**Stored records:**
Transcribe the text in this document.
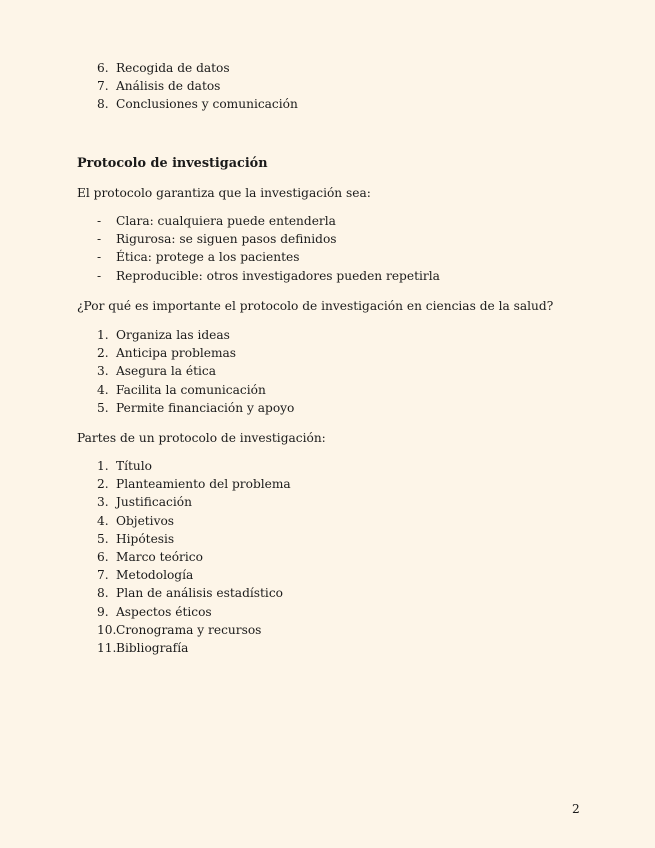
6. Recogida de datos
7. Análisis de datos
8. Conclusiones y comunicación
Protocolo de investigación

El protocolo garantiza que la investigación sea:

- Clara: cualquiera puede entenderla
- Rigurosa: se siguen pasos definidos
- Ética: protege a los pacientes
- Reproducible: otros investigadores pueden repetirla

¿Por qué es importante el protocolo de investigación en ciencias de la salud?

1. Organiza las ideas
2. Anticipa problemas
3. Asegura la ética
4. Facilita la comunicación
5. Permite financiación y apoyo

Partes de un protocolo de investigación:

1. Título
2. Planteamiento del problema
3. Justificación
4. Objetivos
5. Hipótesis
6. Marco teórico
7. Metodología
8. Plan de análisis estadístico
9. Aspectos éticos
10. Cronograma y recursos
11. Bibliografía
2
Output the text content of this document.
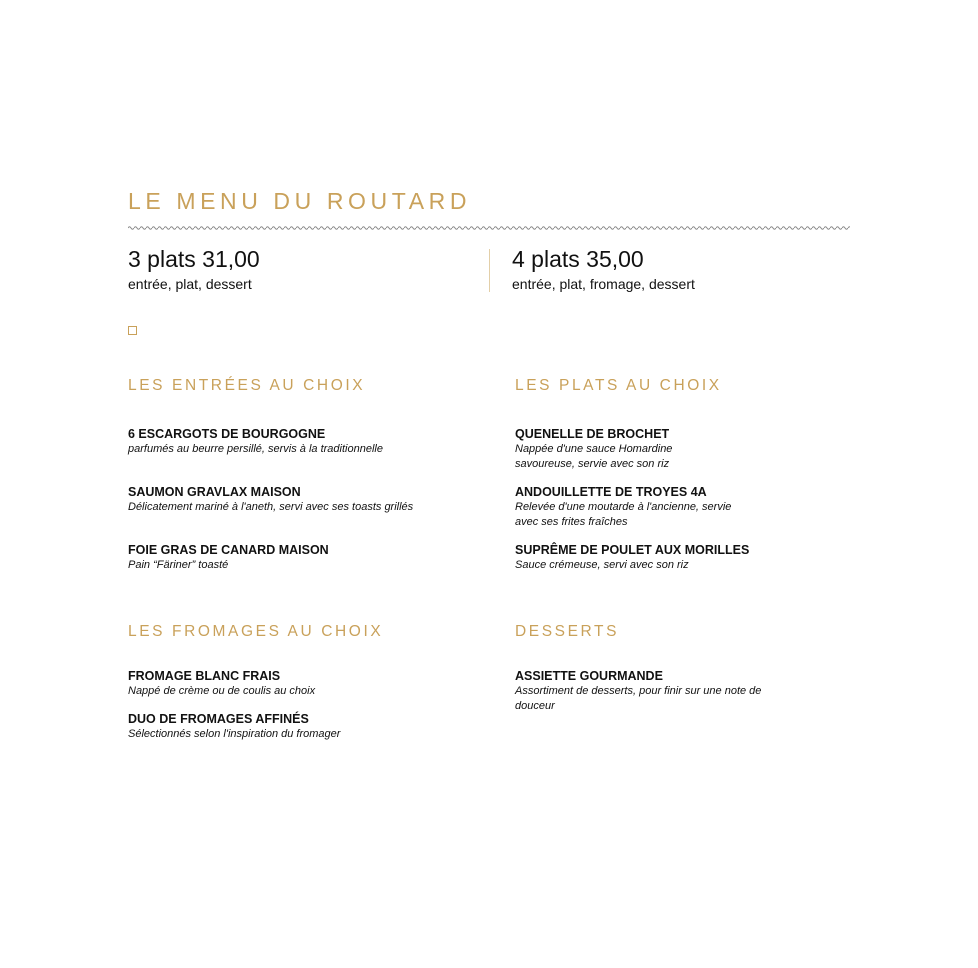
LE MENU DU ROUTARD
3 plats 31,00
entrée, plat, dessert
4 plats 35,00
entrée, plat, fromage, dessert
LES ENTRÉES AU CHOIX
6 ESCARGOTS DE BOURGOGNE
parfumés au beurre persillé, servis à la traditionnelle
SAUMON GRAVLAX MAISON
Délicatement mariné à l'aneth, servi avec ses toasts grillés
FOIE GRAS DE CANARD MAISON
Pain “Färiner” toasté
LES PLATS AU CHOIX
QUENELLE DE BROCHET
Nappée d'une sauce Homardine savoureuse, servie avec son riz
ANDOUILLETTE DE TROYES 4A
Relevée d'une moutarde à l'ancienne, servie avec ses frites fraîches
SUPRÊME DE POULET AUX MORILLES
Sauce crémeuse, servi avec son riz
LES FROMAGES AU CHOIX
FROMAGE BLANC FRAIS
Nappé de crème ou de coulis au choix
DUO DE FROMAGES AFFINÉS
Sélectionnés selon l'inspiration du fromager
DESSERTS
ASSIETTE GOURMANDE
Assortiment de desserts, pour finir sur une note de douceur
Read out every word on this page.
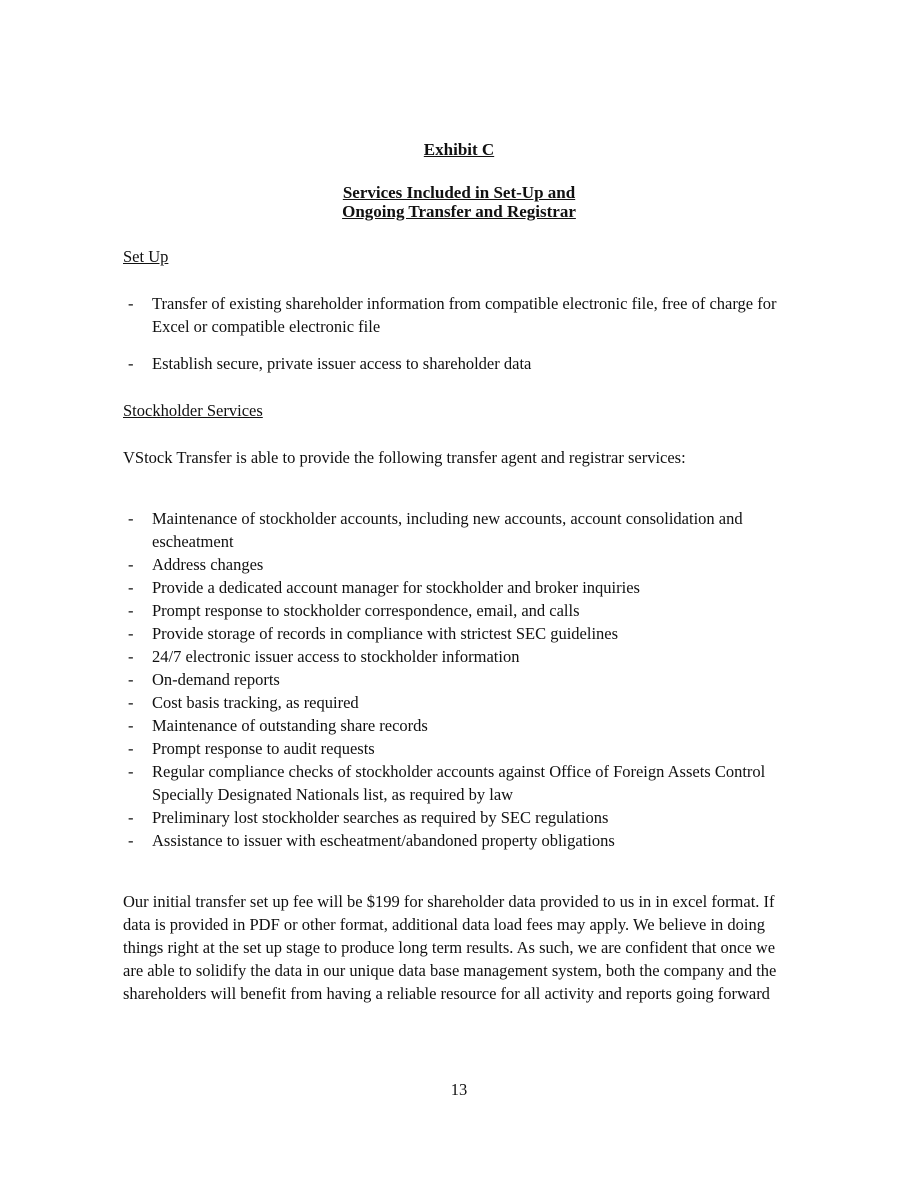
Exhibit C
Services Included in Set-Up and
Ongoing Transfer and Registrar
Set Up
- Transfer of existing shareholder information from compatible electronic file, free of charge for Excel or compatible electronic file
- Establish secure, private issuer access to shareholder data
Stockholder Services

VStock Transfer is able to provide the following transfer agent and registrar services:

- Maintenance of stockholder accounts, including new accounts, account consolidation and escheatment
- Address changes
- Provide a dedicated account manager for stockholder and broker inquiries
- Prompt response to stockholder correspondence, email, and calls
- Provide storage of records in compliance with strictest SEC guidelines
- 24/7 electronic issuer access to stockholder information
- On-demand reports
- Cost basis tracking, as required
- Maintenance of outstanding share records
- Prompt response to audit requests
- Regular compliance checks of stockholder accounts against Office of Foreign Assets Control Specially Designated Nationals list, as required by law
- Preliminary lost stockholder searches as required by SEC regulations
- Assistance to issuer with escheatment/abandoned property obligations

Our initial transfer set up fee will be $199 for shareholder data provided to us in in excel format. If data is provided in PDF or other format, additional data load fees may apply. We believe in doing things right at the set up stage to produce long term results. As such, we are confident that once we are able to solidify the data in our unique data base management system, both the company and the shareholders will benefit from having a reliable resource for all activity and reports going forward

13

**Goal:**
Select all lines with the word "able" from the entries above.

**Expected answer:**
VStock Transfer is able to provide the following transfer agent and registrar services:
Our initial transfer set up fee will be $199 for shareholder data provided to us in in excel format. If data is provided in PDF or other format, additional data load fees may apply. We believe in doing things right at the set up stage to produce long term results. As such, we are confident that once we are able to solidify the data in our unique data base management system, both the company and the shareholders will benefit from having a reliable resource for all activity and reports going forward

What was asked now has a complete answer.